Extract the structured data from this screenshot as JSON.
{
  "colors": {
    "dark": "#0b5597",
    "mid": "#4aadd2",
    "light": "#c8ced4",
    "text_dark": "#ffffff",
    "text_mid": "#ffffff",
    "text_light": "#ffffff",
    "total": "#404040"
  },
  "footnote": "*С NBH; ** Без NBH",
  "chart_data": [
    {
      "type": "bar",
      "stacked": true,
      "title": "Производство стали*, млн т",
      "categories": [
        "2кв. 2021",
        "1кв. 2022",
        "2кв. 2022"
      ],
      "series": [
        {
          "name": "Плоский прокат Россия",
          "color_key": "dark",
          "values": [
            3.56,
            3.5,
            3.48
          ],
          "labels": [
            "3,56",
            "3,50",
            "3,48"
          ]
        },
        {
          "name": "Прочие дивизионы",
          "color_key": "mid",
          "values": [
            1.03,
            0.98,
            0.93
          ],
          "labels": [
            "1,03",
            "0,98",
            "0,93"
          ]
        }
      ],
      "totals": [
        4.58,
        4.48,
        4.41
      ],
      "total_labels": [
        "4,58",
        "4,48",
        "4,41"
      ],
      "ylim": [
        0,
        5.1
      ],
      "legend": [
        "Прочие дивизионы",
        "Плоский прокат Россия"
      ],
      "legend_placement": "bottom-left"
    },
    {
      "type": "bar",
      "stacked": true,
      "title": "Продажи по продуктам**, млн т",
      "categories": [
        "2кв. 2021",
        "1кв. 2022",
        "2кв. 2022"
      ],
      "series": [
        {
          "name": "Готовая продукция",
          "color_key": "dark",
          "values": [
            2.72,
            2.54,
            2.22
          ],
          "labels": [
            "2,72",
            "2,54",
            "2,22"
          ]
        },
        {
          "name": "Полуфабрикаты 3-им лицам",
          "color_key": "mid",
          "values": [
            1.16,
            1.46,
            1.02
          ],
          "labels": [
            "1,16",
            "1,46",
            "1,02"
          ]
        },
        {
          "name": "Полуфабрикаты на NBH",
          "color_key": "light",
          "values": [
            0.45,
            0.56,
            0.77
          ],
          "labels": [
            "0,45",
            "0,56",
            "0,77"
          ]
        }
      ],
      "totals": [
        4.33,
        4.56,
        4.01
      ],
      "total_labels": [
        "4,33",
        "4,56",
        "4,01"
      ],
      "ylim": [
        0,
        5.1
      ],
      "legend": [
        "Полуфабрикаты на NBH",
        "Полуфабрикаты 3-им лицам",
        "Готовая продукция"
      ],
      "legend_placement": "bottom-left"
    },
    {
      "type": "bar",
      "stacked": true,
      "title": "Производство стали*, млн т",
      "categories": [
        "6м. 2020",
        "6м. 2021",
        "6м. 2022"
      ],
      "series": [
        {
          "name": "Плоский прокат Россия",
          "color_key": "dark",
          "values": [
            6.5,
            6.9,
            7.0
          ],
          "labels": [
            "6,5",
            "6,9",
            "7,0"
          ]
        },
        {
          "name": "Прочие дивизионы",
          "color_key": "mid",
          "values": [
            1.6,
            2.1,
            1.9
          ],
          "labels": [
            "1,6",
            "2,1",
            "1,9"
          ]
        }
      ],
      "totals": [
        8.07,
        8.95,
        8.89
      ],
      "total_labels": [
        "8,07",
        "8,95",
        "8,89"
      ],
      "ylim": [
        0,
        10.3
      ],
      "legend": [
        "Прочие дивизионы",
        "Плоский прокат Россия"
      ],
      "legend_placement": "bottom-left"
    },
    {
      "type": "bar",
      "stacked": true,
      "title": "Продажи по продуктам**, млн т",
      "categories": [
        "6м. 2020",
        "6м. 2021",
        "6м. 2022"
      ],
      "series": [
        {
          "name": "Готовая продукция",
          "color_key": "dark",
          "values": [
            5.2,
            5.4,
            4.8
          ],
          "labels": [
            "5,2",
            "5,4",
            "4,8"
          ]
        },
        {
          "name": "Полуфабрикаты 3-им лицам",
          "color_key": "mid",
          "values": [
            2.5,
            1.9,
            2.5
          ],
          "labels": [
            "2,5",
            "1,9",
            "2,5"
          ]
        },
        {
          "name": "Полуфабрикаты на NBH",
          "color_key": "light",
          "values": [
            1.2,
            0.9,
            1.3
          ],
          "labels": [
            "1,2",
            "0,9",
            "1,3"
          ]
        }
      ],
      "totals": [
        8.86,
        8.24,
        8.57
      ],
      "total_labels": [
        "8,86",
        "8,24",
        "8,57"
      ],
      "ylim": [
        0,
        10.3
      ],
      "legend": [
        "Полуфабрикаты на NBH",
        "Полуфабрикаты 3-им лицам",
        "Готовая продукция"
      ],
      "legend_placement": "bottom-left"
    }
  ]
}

- - - - -

**EXERCISE BRIEF**
Repeat the data verbatim.

**RESULT OF THE TASK**
Extract the structured data from this screenshot as JSON.
{
  "colors": {
    "dark": "#0b5597",
    "mid": "#4aadd2",
    "light": "#c8ced4",
    "text_dark": "#ffffff",
    "text_mid": "#ffffff",
    "text_light": "#ffffff",
    "total": "#404040"
  },
  "footnote": "*С NBH; ** Без NBH",
  "chart_data": [
    {
      "type": "bar",
      "stacked": true,
      "title": "Производство стали*, млн т",
      "categories": [
        "2кв. 2021",
        "1кв. 2022",
        "2кв. 2022"
      ],
      "series": [
        {
          "name": "Плоский прокат Россия",
          "color_key": "dark",
          "values": [
            3.56,
            3.5,
            3.48
          ],
          "labels": [
            "3,56",
            "3,50",
            "3,48"
          ]
        },
        {
          "name": "Прочие дивизионы",
          "color_key": "mid",
          "values": [
            1.03,
            0.98,
            0.93
          ],
          "labels": [
            "1,03",
            "0,98",
            "0,93"
          ]
        }
      ],
      "totals": [
        4.58,
        4.48,
        4.41
      ],
      "total_labels": [
        "4,58",
        "4,48",
        "4,41"
      ],
      "ylim": [
        0,
        5.1
      ],
      "legend": [
        "Прочие дивизионы",
        "Плоский прокат Россия"
      ],
      "legend_placement": "bottom-left"
    },
    {
      "type": "bar",
      "stacked": true,
      "title": "Продажи по продуктам**, млн т",
      "categories": [
        "2кв. 2021",
        "1кв. 2022",
        "2кв. 2022"
      ],
      "series": [
        {
          "name": "Готовая продукция",
          "color_key": "dark",
          "values": [
            2.72,
            2.54,
            2.22
          ],
          "labels": [
            "2,72",
            "2,54",
            "2,22"
          ]
        },
        {
          "name": "Полуфабрикаты 3-им лицам",
          "color_key": "mid",
          "values": [
            1.16,
            1.46,
            1.02
          ],
          "labels": [
            "1,16",
            "1,46",
            "1,02"
          ]
        },
        {
          "name": "Полуфабрикаты на NBH",
          "color_key": "light",
          "values": [
            0.45,
            0.56,
            0.77
          ],
          "labels": [
            "0,45",
            "0,56",
            "0,77"
          ]
        }
      ],
      "totals": [
        4.33,
        4.56,
        4.01
      ],
      "total_labels": [
        "4,33",
        "4,56",
        "4,01"
      ],
      "ylim": [
        0,
        5.1
      ],
      "legend": [
        "Полуфабрикаты на NBH",
        "Полуфабрикаты 3-им лицам",
        "Готовая продукция"
      ],
      "legend_placement": "bottom-left"
    },
    {
      "type": "bar",
      "stacked": true,
      "title": "Производство стали*, млн т",
      "categories": [
        "6м. 2020",
        "6м. 2021",
        "6м. 2022"
      ],
      "series": [
        {
          "name": "Плоский прокат Россия",
          "color_key": "dark",
          "values": [
            6.5,
            6.9,
            7.0
          ],
          "labels": [
            "6,5",
            "6,9",
            "7,0"
          ]
        },
        {
          "name": "Прочие дивизионы",
          "color_key": "mid",
          "values": [
            1.6,
            2.1,
            1.9
          ],
          "labels": [
            "1,6",
            "2,1",
            "1,9"
          ]
        }
      ],
      "totals": [
        8.07,
        8.95,
        8.89
      ],
      "total_labels": [
        "8,07",
        "8,95",
        "8,89"
      ],
      "ylim": [
        0,
        10.3
      ],
      "legend": [
        "Прочие дивизионы",
        "Плоский прокат Россия"
      ],
      "legend_placement": "bottom-left"
    },
    {
      "type": "bar",
      "stacked": true,
      "title": "Продажи по продуктам**, млн т",
      "categories": [
        "6м. 2020",
        "6м. 2021",
        "6м. 2022"
      ],
      "series": [
        {
          "name": "Готовая продукция",
          "color_key": "dark",
          "values": [
            5.2,
            5.4,
            4.8
          ],
          "labels": [
            "5,2",
            "5,4",
            "4,8"
          ]
        },
        {
          "name": "Полуфабрикаты 3-им лицам",
          "color_key": "mid",
          "values": [
            2.5,
            1.9,
            2.5
          ],
          "labels": [
            "2,5",
            "1,9",
            "2,5"
          ]
        },
        {
          "name": "Полуфабрикаты на NBH",
          "color_key": "light",
          "values": [
            1.2,
            0.9,
            1.3
          ],
          "labels": [
            "1,2",
            "0,9",
            "1,3"
          ]
        }
      ],
      "totals": [
        8.86,
        8.24,
        8.57
      ],
      "total_labels": [
        "8,86",
        "8,24",
        "8,57"
      ],
      "ylim": [
        0,
        10.3
      ],
      "legend": [
        "Полуфабрикаты на NBH",
        "Полуфабрикаты 3-им лицам",
        "Готовая продукция"
      ],
      "legend_placement": "bottom-left"
    }
  ]
}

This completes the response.